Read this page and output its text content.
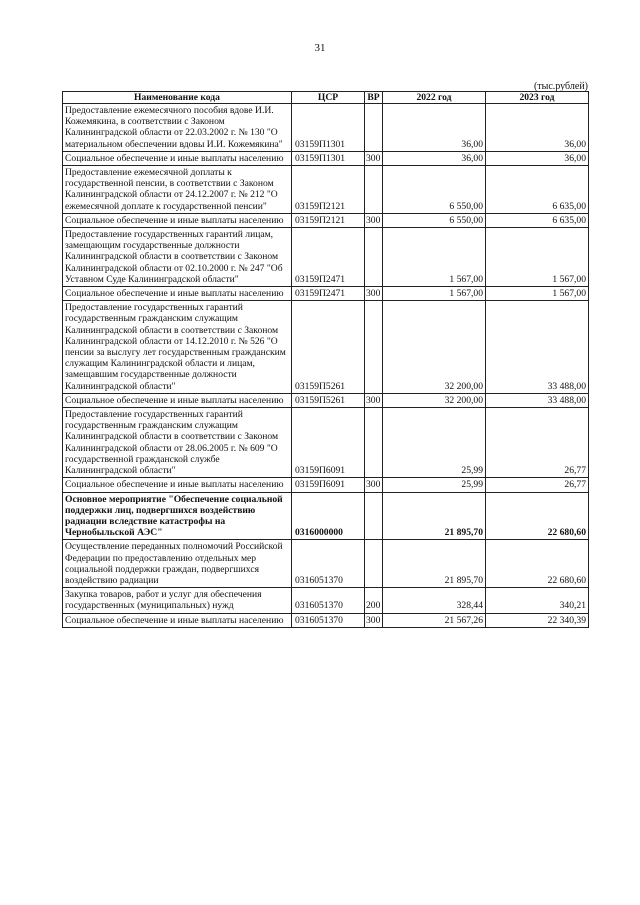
31
(тыс.рублей)
Наименование кода	ЦСР	ВР	2022 год	2023 год
Предоставление ежемесячного пособия вдове И.И. Кожемякина, в соответствии с Законом Калининградской области от 22.03.2002 г. № 130 "О материальном обеспечении вдовы И.И. Кожемякина"	03159П1301		36,00	36,00
Социальное обеспечение и иные выплаты населению	03159П1301	300	36,00	36,00
Предоставление ежемесячной доплаты к государственной пенсии, в соответствии с Законом Калининградской области от 24.12.2007 г. № 212 "О ежемесячной доплате к государственной пенсии"	03159П2121		6 550,00	6 635,00
Социальное обеспечение и иные выплаты населению	03159П2121	300	6 550,00	6 635,00
Предоставление государственных гарантий лицам, замещающим государственные должности Калининградской области в соответствии с Законом Калининградской области от 02.10.2000 г. № 247 "Об Уставном Суде Калининградской области"	03159П2471		1 567,00	1 567,00
Социальное обеспечение и иные выплаты населению	03159П2471	300	1 567,00	1 567,00
Предоставление государственных гарантий государственным гражданским служащим Калининградской области в соответствии с Законом Калининградской области от 14.12.2010 г. № 526 "О пенсии за выслугу лет государственным гражданским служащим Калининградской области и лицам, замещавшим государственные должности Калининградской области"	03159П5261		32 200,00	33 488,00
Социальное обеспечение и иные выплаты населению	03159П5261	300	32 200,00	33 488,00
Предоставление государственных гарантий государственным гражданским служащим Калининградской области в соответствии с Законом Калининградской области от 28.06.2005 г. № 609 "О государственной гражданской службе Калининградской области"	03159П6091		25,99	26,77
Социальное обеспечение и иные выплаты населению	03159П6091	300	25,99	26,77
Основное мероприятие "Обеспечение социальной поддержки лиц, подвергшихся воздействию радиации вследствие катастрофы на Чернобыльской АЭС"	0316000000		21 895,70	22 680,60
Осуществление переданных полномочий Российской Федерации по предоставлению отдельных мер социальной поддержки граждан, подвергшихся воздействию радиации	0316051370		21 895,70	22 680,60
Закупка товаров, работ и услуг для обеспечения государственных (муниципальных) нужд	0316051370	200	328,44	340,21
Социальное обеспечение и иные выплаты населению	0316051370	300	21 567,26	22 340,39
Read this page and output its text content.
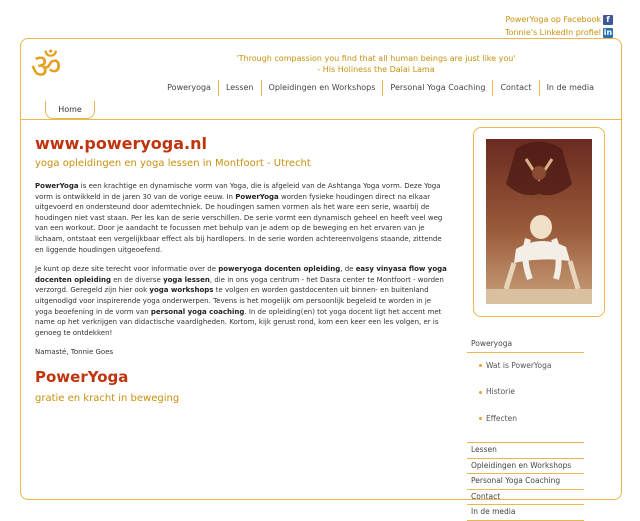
PowerYoga op Facebook f
Tonnie's LinkedIn profiel in
ॐ	'Through compassion you find that all human beings are just like you'
- His Holiness the Dalai Lama
Poweryoga	Lessen	Opleidingen en Workshops	Personal Yoga Coaching	Contact	In de media
Home
www.poweryoga.nl
yoga opleidingen en yoga lessen in Montfoort - Utrecht

PowerYoga is een krachtige en dynamische vorm van Yoga, die is afgeleid van de Ashtanga Yoga vorm. Deze Yoga vorm is ontwikkeld in de jaren 30 van de vorige eeuw. In PowerYoga worden fysieke houdingen direct na elkaar uitgevoerd en ondersteund door ademtechniek. De houdingen samen vormen als het ware een serie, waarbij de houdingen niet vast staan. Per les kan de serie verschillen. De serie vormt een dynamisch geheel en heeft veel weg van een workout. Door je aandacht te focussen met behulp van je adem op de beweging en het ervaren van je lichaam, ontstaat een vergelijkbaar effect als bij hardlopers. In de serie worden achtereenvolgens staande, zittende en liggende houdingen uitgeoefend.

Je kunt op deze site terecht voor informatie over de poweryoga docenten opleiding, de easy vinyasa flow yoga docenten opleiding en de diverse yoga lessen, die in ons yoga centrum - het Dasra center te Montfoort - worden verzorgd. Geregeld zijn hier ook yoga workshops te volgen en worden gastdocenten uit binnen- en buitenland uitgenodigd voor inspirerende yoga onderwerpen. Tevens is het mogelijk om persoonlijk begeleid te worden in je yoga beoefening in de vorm van personal yoga coaching. In de opleiding(en) tot yoga docent ligt het accent met name op het verkrijgen van didactische vaardigheden. Kortom, kijk gerust rond, kom een keer een les volgen, er is genoeg te ontdekken!

Namasté, Tonnie Goes

PowerYoga
gratie en kracht in beweging
Poweryoga
Wat is PowerYoga
Historie
Effecten
Lessen
Opleidingen en Workshops
Personal Yoga Coaching
Contact
In de media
══════
Reproduce each record from above exactly; pictures do not belong in the copy.

Read this page and output its text content.
31
(тыс.рублей)
Наименование кода	ЦСР	ВР	2022 год	2023 год
Предоставление ежемесячного пособия вдове И.И. Кожемякина, в соответствии с Законом Калининградской области от 22.03.2002 г. № 130 "О материальном обеспечении вдовы И.И. Кожемякина"	03159П1301		36,00	36,00
Социальное обеспечение и иные выплаты населению	03159П1301	300	36,00	36,00
Предоставление ежемесячной доплаты к государственной пенсии, в соответствии с Законом Калининградской области от 24.12.2007 г. № 212 "О ежемесячной доплате к государственной пенсии"	03159П2121		6 550,00	6 635,00
Социальное обеспечение и иные выплаты населению	03159П2121	300	6 550,00	6 635,00
Предоставление государственных гарантий лицам, замещающим государственные должности Калининградской области в соответствии с Законом Калининградской области от 02.10.2000 г. № 247 "Об Уставном Суде Калининградской области"	03159П2471		1 567,00	1 567,00
Социальное обеспечение и иные выплаты населению	03159П2471	300	1 567,00	1 567,00
Предоставление государственных гарантий государственным гражданским служащим Калининградской области в соответствии с Законом Калининградской области от 14.12.2010 г. № 526 "О пенсии за выслугу лет государственным гражданским служащим Калининградской области и лицам, замещавшим государственные должности Калининградской области"	03159П5261		32 200,00	33 488,00
Социальное обеспечение и иные выплаты населению	03159П5261	300	32 200,00	33 488,00
Предоставление государственных гарантий государственным гражданским служащим Калининградской области в соответствии с Законом Калининградской области от 28.06.2005 г. № 609 "О государственной гражданской службе Калининградской области"	03159П6091		25,99	26,77
Социальное обеспечение и иные выплаты населению	03159П6091	300	25,99	26,77
Основное мероприятие "Обеспечение социальной поддержки лиц, подвергшихся воздействию радиации вследствие катастрофы на Чернобыльской АЭС"	0316000000		21 895,70	22 680,60
Осуществление переданных полномочий Российской Федерации по предоставлению отдельных мер социальной поддержки граждан, подвергшихся воздействию радиации	0316051370		21 895,70	22 680,60
Закупка товаров, работ и услуг для обеспечения государственных (муниципальных) нужд	0316051370	200	328,44	340,21
Социальное обеспечение и иные выплаты населению	0316051370	300	21 567,26	22 340,39
Read this page and output its text content.
PowerYoga op Facebook f
Tonnie's LinkedIn profiel in
ॐ	'Through compassion you find that all human beings are just like you'
- His Holiness the Dalai Lama
Poweryoga	Lessen	Opleidingen en Workshops	Personal Yoga Coaching	Contact	In de media
Home
www.poweryoga.nl
yoga opleidingen en yoga lessen in Montfoort - Utrecht

PowerYoga is een krachtige en dynamische vorm van Yoga, die is afgeleid van de Ashtanga Yoga vorm. Deze Yoga vorm is ontwikkeld in de jaren 30 van de vorige eeuw. In PowerYoga worden fysieke houdingen direct na elkaar uitgevoerd en ondersteund door ademtechniek. De houdingen samen vormen als het ware een serie, waarbij de houdingen niet vast staan. Per les kan de serie verschillen. De serie vormt een dynamisch geheel en heeft veel weg van een workout. Door je aandacht te focussen met behulp van je adem op de beweging en het ervaren van je lichaam, ontstaat een vergelijkbaar effect als bij hardlopers. In de serie worden achtereenvolgens staande, zittende en liggende houdingen uitgeoefend.

Je kunt op deze site terecht voor informatie over de poweryoga docenten opleiding, de easy vinyasa flow yoga docenten opleiding en de diverse yoga lessen, die in ons yoga centrum - het Dasra center te Montfoort - worden verzorgd. Geregeld zijn hier ook yoga workshops te volgen en worden gastdocenten uit binnen- en buitenland uitgenodigd voor inspirerende yoga onderwerpen. Tevens is het mogelijk om persoonlijk begeleid te worden in je yoga beoefening in de vorm van personal yoga coaching. In de opleiding(en) tot yoga docent ligt het accent met name op het verkrijgen van didactische vaardigheden. Kortom, kijk gerust rond, kom een keer een les volgen, er is genoeg te ontdekken!

Namasté, Tonnie Goes

PowerYoga
gratie en kracht in beweging
Poweryoga
Wat is PowerYoga
Historie
Effecten
Lessen
Opleidingen en Workshops
Personal Yoga Coaching
Contact
In de media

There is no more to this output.